Record list:

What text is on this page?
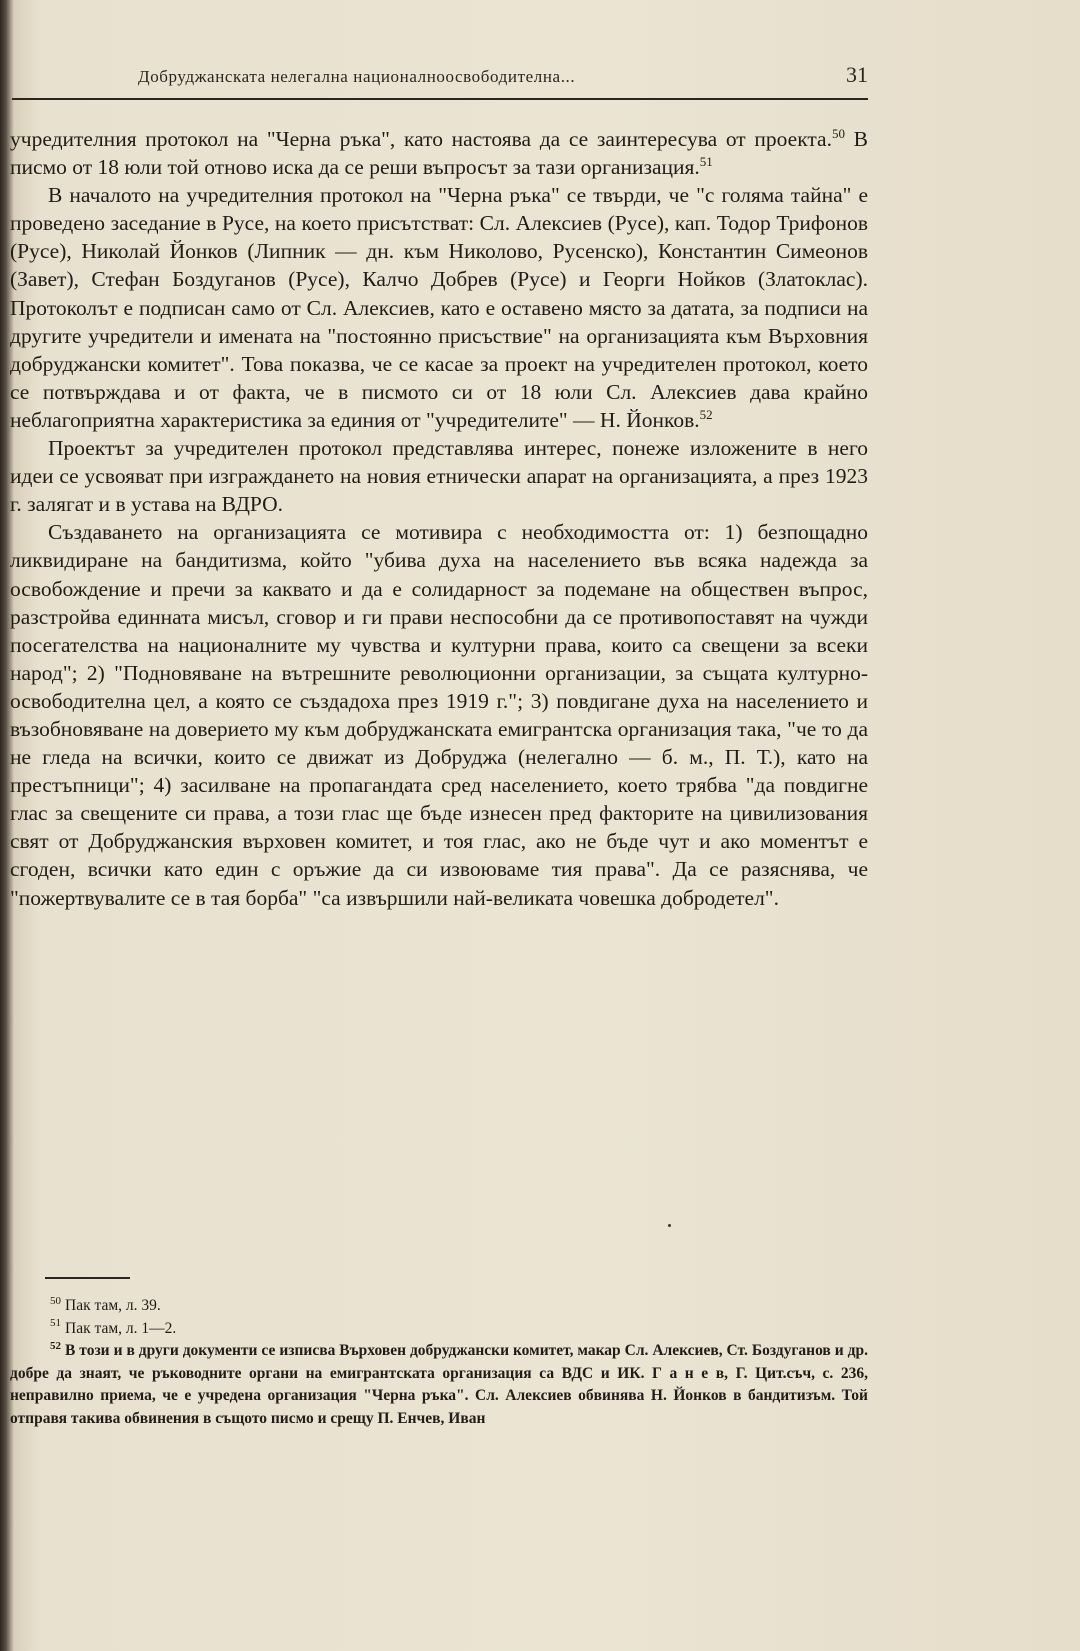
Добруджанската нелегална националноосвободителна...	31

учредителния протокол на "Черна ръка", като настоява да се заинтересува от проекта.$^{50}$ В писмо от 18 юли той отново иска да се реши въпросът за тази организация.$^{51}$

В началото на учредителния протокол на "Черна ръка" се твърди, че "с голяма тайна" е проведено заседание в Русе, на което присътстват: Сл. Алексиев (Русе), кап. Тодор Трифонов (Русе), Николай Йонков (Липник — дн. към Николово, Русенско), Константин Симеонов (Завет), Стефан Боздуганов (Русе), Калчо Добрев (Русе) и Георги Нойков (Златоклас). Протоколът е подписан само от Сл. Алексиев, като е оставено място за датата, за подписи на другите учредители и имената на "постоянно присъствие" на организацията към Върховния добруджански комитет". Това показва, че се касае за проект на учредителен протокол, което се потвърждава и от факта, че в писмото си от 18 юли Сл. Алексиев дава крайно неблагоприятна характеристика за единия от "учредителите" — Н. Йонков.$^{52}$

Проектът за учредителен протокол представлява интерес, понеже изложените в него идеи се усвояват при изграждането на новия етнически апарат на организацията, а през 1923 г. залягат и в устава на ВДРО.

Създаването на организацията се мотивира с необходимостта от: 1) безпощадно ликвидиране на бандитизма, който "убива духа на населението във всяка надежда за освобождение и пречи за каквато и да е солидарност за подемане на обществен въпрос, разстройва единната мисъл, сговор и ги прави неспособни да се противопоставят на чужди посегателства на националните му чувства и културни права, които са свещени за всеки народ"; 2) "Подновяване на вътрешните революционни организации, за същата културно-освободителна цел, а която се създадоха през 1919 г."; 3) повдигане духа на населението и възобновяване на доверието му към добруджанската емигрантска организация така, "че то да не гледа на всички, които се движат из Добруджа (нелегално — б. м., П. Т.), като на престъпници"; 4) засилване на пропагандата сред населението, което трябва "да повдигне глас за свещените си права, а този глас ще бъде изнесен пред факторите на цивилизования свят от Добруджанския върховен комитет, и тоя глас, ако не бъде чут и ако моментът е сгоден, всички като един с оръжие да си извоюваме тия права". Да се разяснява, че "пожертвувалите се в тая борба" "са извършили най-великата човешка добродетел".

$^{50}$ Пак там, л. 39.

$^{51}$ Пак там, л. 1—2.

$^{52}$ В този и в други документи се изписва Върховен добруджански комитет, макар Сл. Алексиев, Ст. Боздуганов и др. добре да знаят, че ръководните органи на емигрантската организация са ВДС и ИК. Г а н е в, Г. Цит.съч, с. 236, неправилно приема, че е учредена организация "Черна ръка". Сл. Алексиев обвинява Н. Йонков в бандитизъм. Той отправя такива обвинения в същото писмо и срещу П. Енчев, Иван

Exercise aim:
Pull every line containing "през" out of the records.

Complete response:
Проектът за учредителен протокол представлява интерес, понеже изложените в него идеи се усвояват при изграждането на новия етнически апарат на организацията, а през 1923 г. залягат и в устава на ВДРО.
Създаването на организацията се мотивира с необходимостта от: 1) безпощадно ликвидиране на бандитизма, който "убива духа на населението във всяка надежда за освобождение и пречи за каквато и да е солидарност за подемане на обществен въпрос, разстройва единната мисъл, сговор и ги прави неспособни да се противопоставят на чужди посегателства на националните му чувства и културни права, които са свещени за всеки народ"; 2) "Подновяване на вътрешните революционни организации, за същата културно-освободителна цел, а която се създадоха през 1919 г."; 3) повдигане духа на населението и възобновяване на доверието му към добруджанската емигрантска организация така, "че то да не гледа на всички, които се движат из Добруджа (нелегално — б. м., П. Т.), като на престъпници"; 4) засилване на пропагандата сред населението, което трябва "да повдигне глас за свещените си права, а този глас ще бъде изнесен пред факторите на цивилизования свят от Добруджанския върховен комитет, и тоя глас, ако не бъде чут и ако моментът е сгоден, всички като един с оръжие да си извоюваме тия права". Да се разяснява, че "пожертвувалите се в тая борба" "са извършили най-великата човешка добродетел".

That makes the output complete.